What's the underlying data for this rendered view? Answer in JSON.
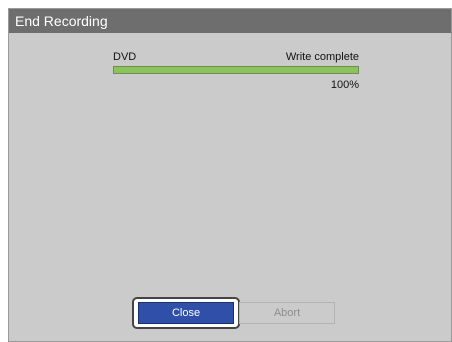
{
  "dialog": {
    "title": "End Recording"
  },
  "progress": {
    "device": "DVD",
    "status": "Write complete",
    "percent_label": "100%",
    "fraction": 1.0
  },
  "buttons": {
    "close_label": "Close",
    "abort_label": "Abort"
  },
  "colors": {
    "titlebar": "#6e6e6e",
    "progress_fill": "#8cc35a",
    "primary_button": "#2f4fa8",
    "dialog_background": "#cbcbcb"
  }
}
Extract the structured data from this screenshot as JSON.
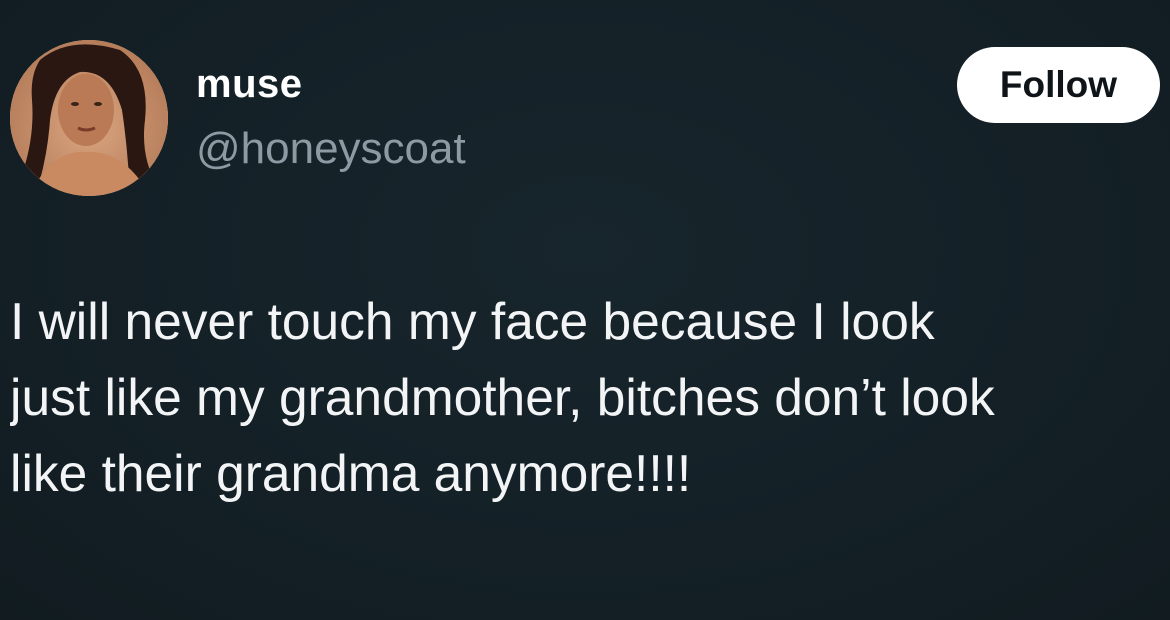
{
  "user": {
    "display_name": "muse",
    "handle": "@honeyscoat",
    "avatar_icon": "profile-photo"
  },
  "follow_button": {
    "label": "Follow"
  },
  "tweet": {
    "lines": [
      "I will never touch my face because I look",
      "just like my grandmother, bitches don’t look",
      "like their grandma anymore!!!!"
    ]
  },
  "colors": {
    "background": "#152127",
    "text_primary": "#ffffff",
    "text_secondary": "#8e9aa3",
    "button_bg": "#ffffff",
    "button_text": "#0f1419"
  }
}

-- -- --

■ Aim of the task
Copy all the lines above that hold the string "like".

■ Solution to this problem
      "just like my grandmother, bitches don’t look",
      "like their grandma anymore!!!!"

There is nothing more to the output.